◆ **TASK TO COMPLETE**
Below are some records; write them all out again exactly.
[[ AVAILABLE RECORDS open ]]
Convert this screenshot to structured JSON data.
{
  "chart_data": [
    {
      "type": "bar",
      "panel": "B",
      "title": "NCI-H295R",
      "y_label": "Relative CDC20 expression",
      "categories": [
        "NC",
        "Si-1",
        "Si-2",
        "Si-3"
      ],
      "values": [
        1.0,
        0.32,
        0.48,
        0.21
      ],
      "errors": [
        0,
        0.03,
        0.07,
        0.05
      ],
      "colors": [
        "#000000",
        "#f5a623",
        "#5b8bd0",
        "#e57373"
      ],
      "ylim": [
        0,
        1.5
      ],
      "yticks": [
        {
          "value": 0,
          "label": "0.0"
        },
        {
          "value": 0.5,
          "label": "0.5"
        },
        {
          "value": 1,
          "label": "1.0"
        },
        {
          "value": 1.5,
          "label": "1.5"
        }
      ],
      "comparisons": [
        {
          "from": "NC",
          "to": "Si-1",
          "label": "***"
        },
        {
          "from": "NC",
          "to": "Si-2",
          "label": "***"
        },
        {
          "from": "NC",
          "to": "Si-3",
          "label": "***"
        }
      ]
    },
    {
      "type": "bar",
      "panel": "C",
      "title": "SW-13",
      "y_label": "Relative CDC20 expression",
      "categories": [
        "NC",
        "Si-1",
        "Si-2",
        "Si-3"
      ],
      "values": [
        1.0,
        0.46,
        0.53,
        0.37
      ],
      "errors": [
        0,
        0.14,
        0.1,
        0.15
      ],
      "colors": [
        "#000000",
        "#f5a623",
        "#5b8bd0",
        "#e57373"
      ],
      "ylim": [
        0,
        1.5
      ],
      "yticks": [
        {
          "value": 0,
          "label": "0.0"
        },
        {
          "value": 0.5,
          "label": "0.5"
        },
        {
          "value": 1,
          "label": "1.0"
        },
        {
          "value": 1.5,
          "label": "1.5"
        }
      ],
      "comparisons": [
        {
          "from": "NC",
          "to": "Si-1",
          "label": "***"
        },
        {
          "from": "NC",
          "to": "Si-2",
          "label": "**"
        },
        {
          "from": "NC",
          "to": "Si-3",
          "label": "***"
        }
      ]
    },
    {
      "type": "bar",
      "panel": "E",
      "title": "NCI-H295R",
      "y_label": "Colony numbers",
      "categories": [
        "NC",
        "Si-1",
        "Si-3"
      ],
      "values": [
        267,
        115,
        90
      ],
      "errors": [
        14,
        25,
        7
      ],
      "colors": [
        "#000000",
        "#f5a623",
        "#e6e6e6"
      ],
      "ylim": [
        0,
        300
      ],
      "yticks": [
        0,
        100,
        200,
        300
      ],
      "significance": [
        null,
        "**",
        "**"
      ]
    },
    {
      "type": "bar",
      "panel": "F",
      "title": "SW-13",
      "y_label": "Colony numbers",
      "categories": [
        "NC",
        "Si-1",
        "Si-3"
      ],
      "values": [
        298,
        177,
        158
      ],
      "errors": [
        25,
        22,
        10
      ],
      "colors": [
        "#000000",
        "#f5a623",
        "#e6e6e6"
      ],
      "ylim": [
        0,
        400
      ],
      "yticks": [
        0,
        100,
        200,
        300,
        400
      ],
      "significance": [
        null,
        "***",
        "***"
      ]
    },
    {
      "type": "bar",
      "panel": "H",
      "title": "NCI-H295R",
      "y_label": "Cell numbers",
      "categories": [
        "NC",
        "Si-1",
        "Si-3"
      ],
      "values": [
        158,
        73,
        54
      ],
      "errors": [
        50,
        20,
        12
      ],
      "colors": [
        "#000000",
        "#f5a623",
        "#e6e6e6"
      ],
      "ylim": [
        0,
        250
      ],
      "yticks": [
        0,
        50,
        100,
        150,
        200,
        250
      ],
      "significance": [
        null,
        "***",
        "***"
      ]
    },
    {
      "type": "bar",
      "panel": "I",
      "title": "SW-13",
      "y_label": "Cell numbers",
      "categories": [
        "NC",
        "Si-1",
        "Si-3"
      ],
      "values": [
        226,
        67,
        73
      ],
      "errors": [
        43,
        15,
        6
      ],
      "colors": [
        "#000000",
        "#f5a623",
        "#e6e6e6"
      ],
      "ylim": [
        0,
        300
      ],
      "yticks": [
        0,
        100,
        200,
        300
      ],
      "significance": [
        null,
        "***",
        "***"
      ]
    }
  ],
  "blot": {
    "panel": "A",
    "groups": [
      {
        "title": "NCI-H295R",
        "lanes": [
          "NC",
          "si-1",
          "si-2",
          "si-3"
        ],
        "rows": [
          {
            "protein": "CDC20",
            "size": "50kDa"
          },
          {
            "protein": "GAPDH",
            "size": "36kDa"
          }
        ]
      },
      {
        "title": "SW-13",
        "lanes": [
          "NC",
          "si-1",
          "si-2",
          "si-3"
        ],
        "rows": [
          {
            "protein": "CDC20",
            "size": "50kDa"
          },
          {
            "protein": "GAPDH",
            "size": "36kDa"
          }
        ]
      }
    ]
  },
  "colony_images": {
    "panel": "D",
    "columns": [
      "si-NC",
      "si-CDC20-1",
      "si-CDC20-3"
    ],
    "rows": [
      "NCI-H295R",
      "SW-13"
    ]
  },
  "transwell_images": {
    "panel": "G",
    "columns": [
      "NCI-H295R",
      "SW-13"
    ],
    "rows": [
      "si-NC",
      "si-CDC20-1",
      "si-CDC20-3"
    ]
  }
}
[[ AVAILABLE RECORDS closed ]]
◆ **SOLUTION TO THIS EXERCISE**
Convert this screenshot to structured JSON data.
{
  "chart_data": [
    {
      "type": "bar",
      "panel": "B",
      "title": "NCI-H295R",
      "y_label": "Relative CDC20 expression",
      "categories": [
        "NC",
        "Si-1",
        "Si-2",
        "Si-3"
      ],
      "values": [
        1.0,
        0.32,
        0.48,
        0.21
      ],
      "errors": [
        0,
        0.03,
        0.07,
        0.05
      ],
      "colors": [
        "#000000",
        "#f5a623",
        "#5b8bd0",
        "#e57373"
      ],
      "ylim": [
        0,
        1.5
      ],
      "yticks": [
        {
          "value": 0,
          "label": "0.0"
        },
        {
          "value": 0.5,
          "label": "0.5"
        },
        {
          "value": 1,
          "label": "1.0"
        },
        {
          "value": 1.5,
          "label": "1.5"
        }
      ],
      "comparisons": [
        {
          "from": "NC",
          "to": "Si-1",
          "label": "***"
        },
        {
          "from": "NC",
          "to": "Si-2",
          "label": "***"
        },
        {
          "from": "NC",
          "to": "Si-3",
          "label": "***"
        }
      ]
    },
    {
      "type": "bar",
      "panel": "C",
      "title": "SW-13",
      "y_label": "Relative CDC20 expression",
      "categories": [
        "NC",
        "Si-1",
        "Si-2",
        "Si-3"
      ],
      "values": [
        1.0,
        0.46,
        0.53,
        0.37
      ],
      "errors": [
        0,
        0.14,
        0.1,
        0.15
      ],
      "colors": [
        "#000000",
        "#f5a623",
        "#5b8bd0",
        "#e57373"
      ],
      "ylim": [
        0,
        1.5
      ],
      "yticks": [
        {
          "value": 0,
          "label": "0.0"
        },
        {
          "value": 0.5,
          "label": "0.5"
        },
        {
          "value": 1,
          "label": "1.0"
        },
        {
          "value": 1.5,
          "label": "1.5"
        }
      ],
      "comparisons": [
        {
          "from": "NC",
          "to": "Si-1",
          "label": "***"
        },
        {
          "from": "NC",
          "to": "Si-2",
          "label": "**"
        },
        {
          "from": "NC",
          "to": "Si-3",
          "label": "***"
        }
      ]
    },
    {
      "type": "bar",
      "panel": "E",
      "title": "NCI-H295R",
      "y_label": "Colony numbers",
      "categories": [
        "NC",
        "Si-1",
        "Si-3"
      ],
      "values": [
        267,
        115,
        90
      ],
      "errors": [
        14,
        25,
        7
      ],
      "colors": [
        "#000000",
        "#f5a623",
        "#e6e6e6"
      ],
      "ylim": [
        0,
        300
      ],
      "yticks": [
        0,
        100,
        200,
        300
      ],
      "significance": [
        null,
        "**",
        "**"
      ]
    },
    {
      "type": "bar",
      "panel": "F",
      "title": "SW-13",
      "y_label": "Colony numbers",
      "categories": [
        "NC",
        "Si-1",
        "Si-3"
      ],
      "values": [
        298,
        177,
        158
      ],
      "errors": [
        25,
        22,
        10
      ],
      "colors": [
        "#000000",
        "#f5a623",
        "#e6e6e6"
      ],
      "ylim": [
        0,
        400
      ],
      "yticks": [
        0,
        100,
        200,
        300,
        400
      ],
      "significance": [
        null,
        "***",
        "***"
      ]
    },
    {
      "type": "bar",
      "panel": "H",
      "title": "NCI-H295R",
      "y_label": "Cell numbers",
      "categories": [
        "NC",
        "Si-1",
        "Si-3"
      ],
      "values": [
        158,
        73,
        54
      ],
      "errors": [
        50,
        20,
        12
      ],
      "colors": [
        "#000000",
        "#f5a623",
        "#e6e6e6"
      ],
      "ylim": [
        0,
        250
      ],
      "yticks": [
        0,
        50,
        100,
        150,
        200,
        250
      ],
      "significance": [
        null,
        "***",
        "***"
      ]
    },
    {
      "type": "bar",
      "panel": "I",
      "title": "SW-13",
      "y_label": "Cell numbers",
      "categories": [
        "NC",
        "Si-1",
        "Si-3"
      ],
      "values": [
        226,
        67,
        73
      ],
      "errors": [
        43,
        15,
        6
      ],
      "colors": [
        "#000000",
        "#f5a623",
        "#e6e6e6"
      ],
      "ylim": [
        0,
        300
      ],
      "yticks": [
        0,
        100,
        200,
        300
      ],
      "significance": [
        null,
        "***",
        "***"
      ]
    }
  ],
  "blot": {
    "panel": "A",
    "groups": [
      {
        "title": "NCI-H295R",
        "lanes": [
          "NC",
          "si-1",
          "si-2",
          "si-3"
        ],
        "rows": [
          {
            "protein": "CDC20",
            "size": "50kDa"
          },
          {
            "protein": "GAPDH",
            "size": "36kDa"
          }
        ]
      },
      {
        "title": "SW-13",
        "lanes": [
          "NC",
          "si-1",
          "si-2",
          "si-3"
        ],
        "rows": [
          {
            "protein": "CDC20",
            "size": "50kDa"
          },
          {
            "protein": "GAPDH",
            "size": "36kDa"
          }
        ]
      }
    ]
  },
  "colony_images": {
    "panel": "D",
    "columns": [
      "si-NC",
      "si-CDC20-1",
      "si-CDC20-3"
    ],
    "rows": [
      "NCI-H295R",
      "SW-13"
    ]
  },
  "transwell_images": {
    "panel": "G",
    "columns": [
      "NCI-H295R",
      "SW-13"
    ],
    "rows": [
      "si-NC",
      "si-CDC20-1",
      "si-CDC20-3"
    ]
  }
}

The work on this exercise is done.